Write out every record below exactly as it appears.
— START OF Data provided —
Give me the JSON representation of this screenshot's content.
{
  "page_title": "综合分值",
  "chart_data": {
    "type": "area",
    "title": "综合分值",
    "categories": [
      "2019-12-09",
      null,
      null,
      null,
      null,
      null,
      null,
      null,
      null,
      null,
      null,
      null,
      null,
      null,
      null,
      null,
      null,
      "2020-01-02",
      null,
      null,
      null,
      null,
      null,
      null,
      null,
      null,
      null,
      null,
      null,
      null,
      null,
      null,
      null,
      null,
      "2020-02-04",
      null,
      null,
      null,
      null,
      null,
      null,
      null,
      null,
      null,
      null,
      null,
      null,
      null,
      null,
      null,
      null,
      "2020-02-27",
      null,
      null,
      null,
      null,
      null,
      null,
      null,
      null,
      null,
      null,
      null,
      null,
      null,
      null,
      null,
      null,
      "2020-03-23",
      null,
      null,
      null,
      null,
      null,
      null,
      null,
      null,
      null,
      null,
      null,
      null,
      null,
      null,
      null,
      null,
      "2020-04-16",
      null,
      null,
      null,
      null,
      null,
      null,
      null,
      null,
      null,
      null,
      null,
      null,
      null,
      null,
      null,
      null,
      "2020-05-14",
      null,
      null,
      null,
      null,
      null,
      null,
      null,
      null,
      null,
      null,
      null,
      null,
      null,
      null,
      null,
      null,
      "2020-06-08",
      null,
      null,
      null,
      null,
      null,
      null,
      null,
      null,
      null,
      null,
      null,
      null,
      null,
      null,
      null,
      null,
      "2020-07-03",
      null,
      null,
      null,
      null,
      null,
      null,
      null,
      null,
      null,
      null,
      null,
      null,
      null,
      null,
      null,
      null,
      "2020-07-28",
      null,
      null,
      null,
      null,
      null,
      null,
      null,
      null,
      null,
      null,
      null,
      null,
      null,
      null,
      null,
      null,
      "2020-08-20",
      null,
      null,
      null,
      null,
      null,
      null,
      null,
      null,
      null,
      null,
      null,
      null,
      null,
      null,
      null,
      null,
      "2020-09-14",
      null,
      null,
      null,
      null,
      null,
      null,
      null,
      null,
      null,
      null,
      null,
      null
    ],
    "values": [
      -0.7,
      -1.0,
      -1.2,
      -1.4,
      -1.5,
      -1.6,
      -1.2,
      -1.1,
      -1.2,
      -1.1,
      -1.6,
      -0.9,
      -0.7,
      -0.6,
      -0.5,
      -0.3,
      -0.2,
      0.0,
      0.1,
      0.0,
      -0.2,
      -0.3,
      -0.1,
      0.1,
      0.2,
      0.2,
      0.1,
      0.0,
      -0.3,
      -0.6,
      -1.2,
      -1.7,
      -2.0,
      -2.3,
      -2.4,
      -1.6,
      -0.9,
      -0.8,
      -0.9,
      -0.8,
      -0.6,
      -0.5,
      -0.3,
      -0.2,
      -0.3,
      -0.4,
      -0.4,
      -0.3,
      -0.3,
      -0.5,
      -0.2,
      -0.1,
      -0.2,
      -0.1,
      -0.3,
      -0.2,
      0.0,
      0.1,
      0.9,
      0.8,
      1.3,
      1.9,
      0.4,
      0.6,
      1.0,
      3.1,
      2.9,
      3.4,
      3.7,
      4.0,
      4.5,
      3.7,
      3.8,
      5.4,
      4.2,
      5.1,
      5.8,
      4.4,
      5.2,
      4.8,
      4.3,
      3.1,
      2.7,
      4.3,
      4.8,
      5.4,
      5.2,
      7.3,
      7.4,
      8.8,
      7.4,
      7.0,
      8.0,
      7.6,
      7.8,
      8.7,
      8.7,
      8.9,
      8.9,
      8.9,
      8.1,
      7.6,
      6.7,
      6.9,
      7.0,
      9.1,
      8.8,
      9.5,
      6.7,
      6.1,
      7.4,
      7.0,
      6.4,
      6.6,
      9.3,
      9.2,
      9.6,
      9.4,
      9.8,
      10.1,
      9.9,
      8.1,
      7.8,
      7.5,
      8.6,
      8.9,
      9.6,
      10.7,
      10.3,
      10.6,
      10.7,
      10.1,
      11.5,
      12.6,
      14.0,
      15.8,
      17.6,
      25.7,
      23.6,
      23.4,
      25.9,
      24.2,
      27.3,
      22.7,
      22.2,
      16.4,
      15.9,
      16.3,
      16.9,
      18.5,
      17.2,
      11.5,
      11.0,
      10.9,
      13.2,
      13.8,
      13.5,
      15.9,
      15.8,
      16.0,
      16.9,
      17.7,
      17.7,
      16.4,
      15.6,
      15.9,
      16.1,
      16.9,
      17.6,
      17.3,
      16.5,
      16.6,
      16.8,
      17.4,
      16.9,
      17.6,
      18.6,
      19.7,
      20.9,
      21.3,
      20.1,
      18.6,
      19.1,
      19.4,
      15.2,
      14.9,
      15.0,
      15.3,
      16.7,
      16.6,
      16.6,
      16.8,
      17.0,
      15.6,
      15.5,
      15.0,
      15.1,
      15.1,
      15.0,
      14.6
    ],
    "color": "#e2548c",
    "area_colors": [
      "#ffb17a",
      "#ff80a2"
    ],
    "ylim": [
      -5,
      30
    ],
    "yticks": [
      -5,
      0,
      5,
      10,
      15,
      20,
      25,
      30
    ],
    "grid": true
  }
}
— END OF Data provided —
◆ Written reply ◆
Give me the JSON representation of this screenshot's content.
{
  "page_title": "综合分值",
  "chart_data": {
    "type": "area",
    "title": "综合分值",
    "categories": [
      "2019-12-09",
      null,
      null,
      null,
      null,
      null,
      null,
      null,
      null,
      null,
      null,
      null,
      null,
      null,
      null,
      null,
      null,
      "2020-01-02",
      null,
      null,
      null,
      null,
      null,
      null,
      null,
      null,
      null,
      null,
      null,
      null,
      null,
      null,
      null,
      null,
      "2020-02-04",
      null,
      null,
      null,
      null,
      null,
      null,
      null,
      null,
      null,
      null,
      null,
      null,
      null,
      null,
      null,
      null,
      "2020-02-27",
      null,
      null,
      null,
      null,
      null,
      null,
      null,
      null,
      null,
      null,
      null,
      null,
      null,
      null,
      null,
      null,
      "2020-03-23",
      null,
      null,
      null,
      null,
      null,
      null,
      null,
      null,
      null,
      null,
      null,
      null,
      null,
      null,
      null,
      null,
      "2020-04-16",
      null,
      null,
      null,
      null,
      null,
      null,
      null,
      null,
      null,
      null,
      null,
      null,
      null,
      null,
      null,
      null,
      "2020-05-14",
      null,
      null,
      null,
      null,
      null,
      null,
      null,
      null,
      null,
      null,
      null,
      null,
      null,
      null,
      null,
      null,
      "2020-06-08",
      null,
      null,
      null,
      null,
      null,
      null,
      null,
      null,
      null,
      null,
      null,
      null,
      null,
      null,
      null,
      null,
      "2020-07-03",
      null,
      null,
      null,
      null,
      null,
      null,
      null,
      null,
      null,
      null,
      null,
      null,
      null,
      null,
      null,
      null,
      "2020-07-28",
      null,
      null,
      null,
      null,
      null,
      null,
      null,
      null,
      null,
      null,
      null,
      null,
      null,
      null,
      null,
      null,
      "2020-08-20",
      null,
      null,
      null,
      null,
      null,
      null,
      null,
      null,
      null,
      null,
      null,
      null,
      null,
      null,
      null,
      null,
      "2020-09-14",
      null,
      null,
      null,
      null,
      null,
      null,
      null,
      null,
      null,
      null,
      null,
      null
    ],
    "values": [
      -0.7,
      -1.0,
      -1.2,
      -1.4,
      -1.5,
      -1.6,
      -1.2,
      -1.1,
      -1.2,
      -1.1,
      -1.6,
      -0.9,
      -0.7,
      -0.6,
      -0.5,
      -0.3,
      -0.2,
      0.0,
      0.1,
      0.0,
      -0.2,
      -0.3,
      -0.1,
      0.1,
      0.2,
      0.2,
      0.1,
      0.0,
      -0.3,
      -0.6,
      -1.2,
      -1.7,
      -2.0,
      -2.3,
      -2.4,
      -1.6,
      -0.9,
      -0.8,
      -0.9,
      -0.8,
      -0.6,
      -0.5,
      -0.3,
      -0.2,
      -0.3,
      -0.4,
      -0.4,
      -0.3,
      -0.3,
      -0.5,
      -0.2,
      -0.1,
      -0.2,
      -0.1,
      -0.3,
      -0.2,
      0.0,
      0.1,
      0.9,
      0.8,
      1.3,
      1.9,
      0.4,
      0.6,
      1.0,
      3.1,
      2.9,
      3.4,
      3.7,
      4.0,
      4.5,
      3.7,
      3.8,
      5.4,
      4.2,
      5.1,
      5.8,
      4.4,
      5.2,
      4.8,
      4.3,
      3.1,
      2.7,
      4.3,
      4.8,
      5.4,
      5.2,
      7.3,
      7.4,
      8.8,
      7.4,
      7.0,
      8.0,
      7.6,
      7.8,
      8.7,
      8.7,
      8.9,
      8.9,
      8.9,
      8.1,
      7.6,
      6.7,
      6.9,
      7.0,
      9.1,
      8.8,
      9.5,
      6.7,
      6.1,
      7.4,
      7.0,
      6.4,
      6.6,
      9.3,
      9.2,
      9.6,
      9.4,
      9.8,
      10.1,
      9.9,
      8.1,
      7.8,
      7.5,
      8.6,
      8.9,
      9.6,
      10.7,
      10.3,
      10.6,
      10.7,
      10.1,
      11.5,
      12.6,
      14.0,
      15.8,
      17.6,
      25.7,
      23.6,
      23.4,
      25.9,
      24.2,
      27.3,
      22.7,
      22.2,
      16.4,
      15.9,
      16.3,
      16.9,
      18.5,
      17.2,
      11.5,
      11.0,
      10.9,
      13.2,
      13.8,
      13.5,
      15.9,
      15.8,
      16.0,
      16.9,
      17.7,
      17.7,
      16.4,
      15.6,
      15.9,
      16.1,
      16.9,
      17.6,
      17.3,
      16.5,
      16.6,
      16.8,
      17.4,
      16.9,
      17.6,
      18.6,
      19.7,
      20.9,
      21.3,
      20.1,
      18.6,
      19.1,
      19.4,
      15.2,
      14.9,
      15.0,
      15.3,
      16.7,
      16.6,
      16.6,
      16.8,
      17.0,
      15.6,
      15.5,
      15.0,
      15.1,
      15.1,
      15.0,
      14.6
    ],
    "color": "#e2548c",
    "area_colors": [
      "#ffb17a",
      "#ff80a2"
    ],
    "ylim": [
      -5,
      30
    ],
    "yticks": [
      -5,
      0,
      5,
      10,
      15,
      20,
      25,
      30
    ],
    "grid": true
  }
}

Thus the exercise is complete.